Problem requirements: State only the count of lines in the listing below that hold "ORICO".

Dataset rows
· · · · ·

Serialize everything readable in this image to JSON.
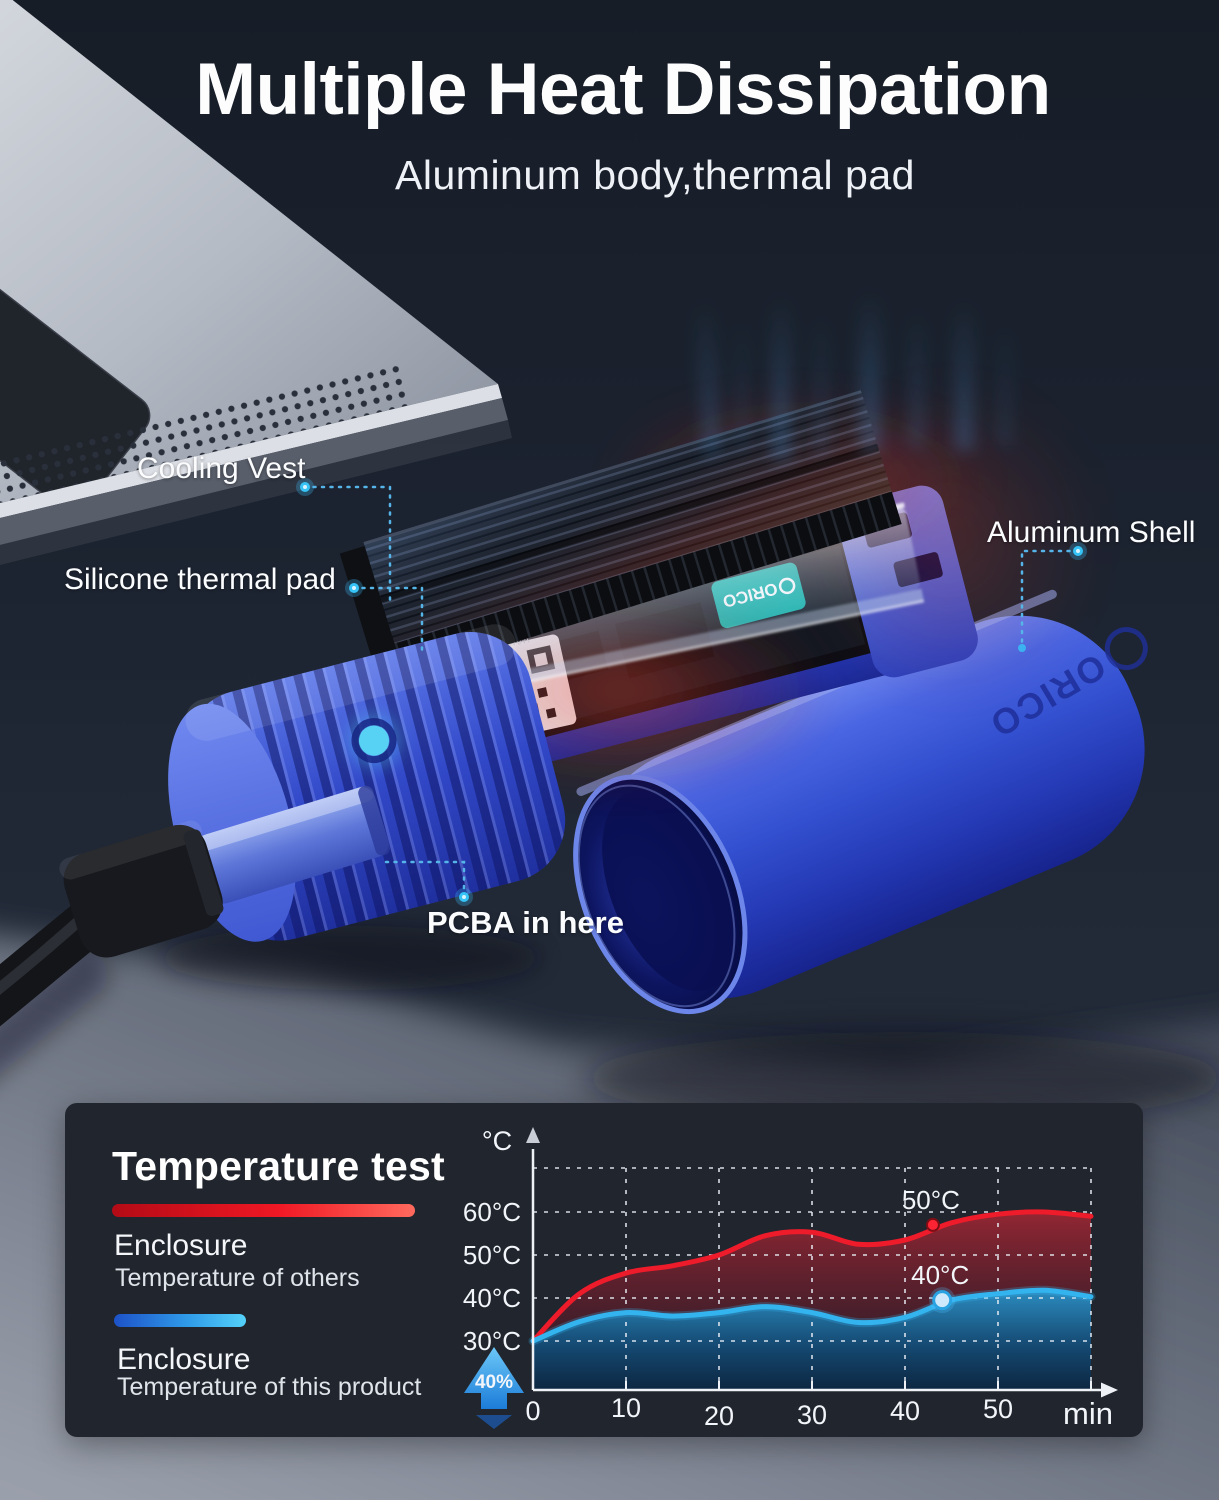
{
  "page": {
    "title": "Multiple Heat Dissipation",
    "subtitle": "Aluminum body,thermal pad"
  },
  "callouts": {
    "cooling_vest": "Cooling Vest",
    "silicone_pad": "Silicone thermal pad",
    "aluminum_shell": "Aluminum Shell",
    "pcba": "PCBA in here",
    "leader_color": "#55b4e8"
  },
  "product": {
    "brand": "ORICO",
    "qr_sticker_text": "WWW.ORICO",
    "shell_color": "#3552d4",
    "led_color": "#5fd6f6"
  },
  "panel": {
    "heading": "Temperature test",
    "legend": [
      {
        "line1": "Enclosure",
        "line2": "Temperature of others",
        "bar_from": "#b30b16",
        "bar_mid": "#f01824",
        "bar_to": "#ff6a5e"
      },
      {
        "line1": "Enclosure",
        "line2": "Temperature of this product",
        "bar_from": "#1d52c8",
        "bar_mid": "#2f9ae8",
        "bar_to": "#54d2fa"
      }
    ]
  },
  "chart_data": {
    "type": "area",
    "title": "Temperature test",
    "x_axis_label": "min",
    "y_axis_label": "°C",
    "x_range": [
      0,
      60
    ],
    "x_ticks": [
      0,
      10,
      20,
      30,
      40,
      50
    ],
    "y_tick_values": [
      30,
      40,
      50,
      60
    ],
    "y_tick_labels": [
      "30°C",
      "40°C",
      "50°C",
      "60°C"
    ],
    "grid": "dashed",
    "legend_position": "left",
    "x": [
      0,
      5,
      10,
      15,
      20,
      25,
      30,
      35,
      40,
      45,
      50,
      55,
      60
    ],
    "series": [
      {
        "name": "Enclosure Temperature of others",
        "color": "#ee1b2b",
        "values": [
          30,
          41,
          45.8,
          47.5,
          50,
          54.5,
          55.3,
          52.5,
          53.5,
          57.5,
          59.5,
          60,
          59
        ]
      },
      {
        "name": "Enclosure Temperature of this product",
        "color": "#33b4ee",
        "values": [
          30,
          34.5,
          36.6,
          35.8,
          36.6,
          38,
          36.6,
          34.3,
          35.5,
          39.5,
          41,
          41.8,
          40.3
        ]
      }
    ],
    "annotations": [
      {
        "label": "50°C",
        "x": 43,
        "y": 57,
        "series": 0
      },
      {
        "label": "40°C",
        "x": 44,
        "y": 39.5,
        "series": 1
      }
    ],
    "badge": "40%"
  }
}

· · · · ·

The response: 2